DIRECTIONS — The data must be returned in full and exactly as given.

==== DATA PROVIDED ====

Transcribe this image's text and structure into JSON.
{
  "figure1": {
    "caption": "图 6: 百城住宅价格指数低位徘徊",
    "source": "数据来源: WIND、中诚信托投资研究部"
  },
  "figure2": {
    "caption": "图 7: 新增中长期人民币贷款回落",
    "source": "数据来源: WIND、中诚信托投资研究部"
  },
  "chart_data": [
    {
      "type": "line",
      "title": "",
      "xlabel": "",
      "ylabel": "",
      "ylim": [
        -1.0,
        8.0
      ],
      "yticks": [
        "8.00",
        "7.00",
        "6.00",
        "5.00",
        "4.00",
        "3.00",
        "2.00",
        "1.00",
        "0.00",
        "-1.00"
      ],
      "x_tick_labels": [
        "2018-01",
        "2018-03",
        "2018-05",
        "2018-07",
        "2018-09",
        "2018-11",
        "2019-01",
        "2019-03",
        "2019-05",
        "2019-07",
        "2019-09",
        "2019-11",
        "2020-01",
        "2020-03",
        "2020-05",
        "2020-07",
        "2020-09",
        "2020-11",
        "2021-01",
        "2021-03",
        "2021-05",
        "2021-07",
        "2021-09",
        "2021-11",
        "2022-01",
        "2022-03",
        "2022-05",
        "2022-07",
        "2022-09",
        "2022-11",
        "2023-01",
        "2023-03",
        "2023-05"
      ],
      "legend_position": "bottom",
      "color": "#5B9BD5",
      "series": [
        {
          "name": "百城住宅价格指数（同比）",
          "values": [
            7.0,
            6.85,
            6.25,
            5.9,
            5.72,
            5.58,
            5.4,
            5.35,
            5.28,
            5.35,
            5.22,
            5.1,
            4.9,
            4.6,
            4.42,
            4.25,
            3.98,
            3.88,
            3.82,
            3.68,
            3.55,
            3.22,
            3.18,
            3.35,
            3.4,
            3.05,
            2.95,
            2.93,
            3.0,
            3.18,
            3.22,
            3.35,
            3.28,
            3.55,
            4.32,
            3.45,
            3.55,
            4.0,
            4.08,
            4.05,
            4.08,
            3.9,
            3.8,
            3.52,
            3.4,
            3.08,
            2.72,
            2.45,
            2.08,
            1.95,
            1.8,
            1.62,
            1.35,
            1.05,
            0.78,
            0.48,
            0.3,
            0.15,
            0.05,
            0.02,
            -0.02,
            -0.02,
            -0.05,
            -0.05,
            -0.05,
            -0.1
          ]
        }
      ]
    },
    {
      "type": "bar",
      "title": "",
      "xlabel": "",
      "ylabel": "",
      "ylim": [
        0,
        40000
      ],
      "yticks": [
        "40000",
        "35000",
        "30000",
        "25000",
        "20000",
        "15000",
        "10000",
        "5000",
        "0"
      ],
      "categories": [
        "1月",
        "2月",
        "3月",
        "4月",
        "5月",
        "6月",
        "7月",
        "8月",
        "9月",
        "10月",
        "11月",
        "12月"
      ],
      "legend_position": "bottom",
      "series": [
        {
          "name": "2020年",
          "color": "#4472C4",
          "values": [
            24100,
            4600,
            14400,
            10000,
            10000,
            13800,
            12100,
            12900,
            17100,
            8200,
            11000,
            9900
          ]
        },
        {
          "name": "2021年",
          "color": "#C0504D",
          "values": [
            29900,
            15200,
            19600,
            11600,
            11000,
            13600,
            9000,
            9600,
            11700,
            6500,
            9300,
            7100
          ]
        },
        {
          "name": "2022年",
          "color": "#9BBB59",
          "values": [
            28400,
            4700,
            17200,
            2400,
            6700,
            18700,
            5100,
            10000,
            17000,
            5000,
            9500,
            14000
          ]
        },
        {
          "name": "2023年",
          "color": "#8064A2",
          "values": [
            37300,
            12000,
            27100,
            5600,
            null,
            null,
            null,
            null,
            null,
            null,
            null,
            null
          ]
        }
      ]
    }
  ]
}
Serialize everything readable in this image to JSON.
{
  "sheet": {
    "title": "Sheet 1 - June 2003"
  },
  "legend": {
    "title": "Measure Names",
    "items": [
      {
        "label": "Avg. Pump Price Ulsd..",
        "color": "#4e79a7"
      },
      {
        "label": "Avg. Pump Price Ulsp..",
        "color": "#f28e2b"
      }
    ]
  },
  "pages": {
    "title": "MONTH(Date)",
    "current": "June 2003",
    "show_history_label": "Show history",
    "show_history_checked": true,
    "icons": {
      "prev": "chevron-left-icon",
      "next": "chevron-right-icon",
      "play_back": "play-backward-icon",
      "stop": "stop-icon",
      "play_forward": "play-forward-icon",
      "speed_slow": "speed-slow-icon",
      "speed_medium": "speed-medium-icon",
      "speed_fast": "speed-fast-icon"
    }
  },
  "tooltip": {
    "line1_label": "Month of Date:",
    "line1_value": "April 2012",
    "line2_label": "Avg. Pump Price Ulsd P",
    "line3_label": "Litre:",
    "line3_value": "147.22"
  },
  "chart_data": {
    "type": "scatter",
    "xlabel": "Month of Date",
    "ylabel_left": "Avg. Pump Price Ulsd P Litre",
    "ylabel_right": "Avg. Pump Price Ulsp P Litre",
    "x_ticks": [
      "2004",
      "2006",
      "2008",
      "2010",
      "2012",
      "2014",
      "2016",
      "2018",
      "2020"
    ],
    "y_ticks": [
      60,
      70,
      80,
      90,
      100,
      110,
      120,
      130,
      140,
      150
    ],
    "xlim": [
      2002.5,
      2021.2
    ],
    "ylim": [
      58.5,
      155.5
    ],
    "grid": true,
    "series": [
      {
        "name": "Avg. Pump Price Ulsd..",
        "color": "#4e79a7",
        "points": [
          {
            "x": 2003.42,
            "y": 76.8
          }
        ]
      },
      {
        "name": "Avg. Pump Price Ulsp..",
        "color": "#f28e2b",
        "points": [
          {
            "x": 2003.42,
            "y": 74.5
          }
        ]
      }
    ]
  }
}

====

ANSWER TO THE TASK —
Transcribe this image's text and structure into JSON.
{
  "figure1": {
    "caption": "图 6: 百城住宅价格指数低位徘徊",
    "source": "数据来源: WIND、中诚信托投资研究部"
  },
  "figure2": {
    "caption": "图 7: 新增中长期人民币贷款回落",
    "source": "数据来源: WIND、中诚信托投资研究部"
  },
  "chart_data": [
    {
      "type": "line",
      "title": "",
      "xlabel": "",
      "ylabel": "",
      "ylim": [
        -1.0,
        8.0
      ],
      "yticks": [
        "8.00",
        "7.00",
        "6.00",
        "5.00",
        "4.00",
        "3.00",
        "2.00",
        "1.00",
        "0.00",
        "-1.00"
      ],
      "x_tick_labels": [
        "2018-01",
        "2018-03",
        "2018-05",
        "2018-07",
        "2018-09",
        "2018-11",
        "2019-01",
        "2019-03",
        "2019-05",
        "2019-07",
        "2019-09",
        "2019-11",
        "2020-01",
        "2020-03",
        "2020-05",
        "2020-07",
        "2020-09",
        "2020-11",
        "2021-01",
        "2021-03",
        "2021-05",
        "2021-07",
        "2021-09",
        "2021-11",
        "2022-01",
        "2022-03",
        "2022-05",
        "2022-07",
        "2022-09",
        "2022-11",
        "2023-01",
        "2023-03",
        "2023-05"
      ],
      "legend_position": "bottom",
      "color": "#5B9BD5",
      "series": [
        {
          "name": "百城住宅价格指数（同比）",
          "values": [
            7.0,
            6.85,
            6.25,
            5.9,
            5.72,
            5.58,
            5.4,
            5.35,
            5.28,
            5.35,
            5.22,
            5.1,
            4.9,
            4.6,
            4.42,
            4.25,
            3.98,
            3.88,
            3.82,
            3.68,
            3.55,
            3.22,
            3.18,
            3.35,
            3.4,
            3.05,
            2.95,
            2.93,
            3.0,
            3.18,
            3.22,
            3.35,
            3.28,
            3.55,
            4.32,
            3.45,
            3.55,
            4.0,
            4.08,
            4.05,
            4.08,
            3.9,
            3.8,
            3.52,
            3.4,
            3.08,
            2.72,
            2.45,
            2.08,
            1.95,
            1.8,
            1.62,
            1.35,
            1.05,
            0.78,
            0.48,
            0.3,
            0.15,
            0.05,
            0.02,
            -0.02,
            -0.02,
            -0.05,
            -0.05,
            -0.05,
            -0.1
          ]
        }
      ]
    },
    {
      "type": "bar",
      "title": "",
      "xlabel": "",
      "ylabel": "",
      "ylim": [
        0,
        40000
      ],
      "yticks": [
        "40000",
        "35000",
        "30000",
        "25000",
        "20000",
        "15000",
        "10000",
        "5000",
        "0"
      ],
      "categories": [
        "1月",
        "2月",
        "3月",
        "4月",
        "5月",
        "6月",
        "7月",
        "8月",
        "9月",
        "10月",
        "11月",
        "12月"
      ],
      "legend_position": "bottom",
      "series": [
        {
          "name": "2020年",
          "color": "#4472C4",
          "values": [
            24100,
            4600,
            14400,
            10000,
            10000,
            13800,
            12100,
            12900,
            17100,
            8200,
            11000,
            9900
          ]
        },
        {
          "name": "2021年",
          "color": "#C0504D",
          "values": [
            29900,
            15200,
            19600,
            11600,
            11000,
            13600,
            9000,
            9600,
            11700,
            6500,
            9300,
            7100
          ]
        },
        {
          "name": "2022年",
          "color": "#9BBB59",
          "values": [
            28400,
            4700,
            17200,
            2400,
            6700,
            18700,
            5100,
            10000,
            17000,
            5000,
            9500,
            14000
          ]
        },
        {
          "name": "2023年",
          "color": "#8064A2",
          "values": [
            37300,
            12000,
            27100,
            5600,
            null,
            null,
            null,
            null,
            null,
            null,
            null,
            null
          ]
        }
      ]
    }
  ]
}
Serialize everything readable in this image to JSON.
{
  "sheet": {
    "title": "Sheet 1 - June 2003"
  },
  "legend": {
    "title": "Measure Names",
    "items": [
      {
        "label": "Avg. Pump Price Ulsd..",
        "color": "#4e79a7"
      },
      {
        "label": "Avg. Pump Price Ulsp..",
        "color": "#f28e2b"
      }
    ]
  },
  "pages": {
    "title": "MONTH(Date)",
    "current": "June 2003",
    "show_history_label": "Show history",
    "show_history_checked": true,
    "icons": {
      "prev": "chevron-left-icon",
      "next": "chevron-right-icon",
      "play_back": "play-backward-icon",
      "stop": "stop-icon",
      "play_forward": "play-forward-icon",
      "speed_slow": "speed-slow-icon",
      "speed_medium": "speed-medium-icon",
      "speed_fast": "speed-fast-icon"
    }
  },
  "tooltip": {
    "line1_label": "Month of Date:",
    "line1_value": "April 2012",
    "line2_label": "Avg. Pump Price Ulsd P",
    "line3_label": "Litre:",
    "line3_value": "147.22"
  },
  "chart_data": {
    "type": "scatter",
    "xlabel": "Month of Date",
    "ylabel_left": "Avg. Pump Price Ulsd P Litre",
    "ylabel_right": "Avg. Pump Price Ulsp P Litre",
    "x_ticks": [
      "2004",
      "2006",
      "2008",
      "2010",
      "2012",
      "2014",
      "2016",
      "2018",
      "2020"
    ],
    "y_ticks": [
      60,
      70,
      80,
      90,
      100,
      110,
      120,
      130,
      140,
      150
    ],
    "xlim": [
      2002.5,
      2021.2
    ],
    "ylim": [
      58.5,
      155.5
    ],
    "grid": true,
    "series": [
      {
        "name": "Avg. Pump Price Ulsd..",
        "color": "#4e79a7",
        "points": [
          {
            "x": 2003.42,
            "y": 76.8
          }
        ]
      },
      {
        "name": "Avg. Pump Price Ulsp..",
        "color": "#f28e2b",
        "points": [
          {
            "x": 2003.42,
            "y": 74.5
          }
        ]
      }
    ]
  }
}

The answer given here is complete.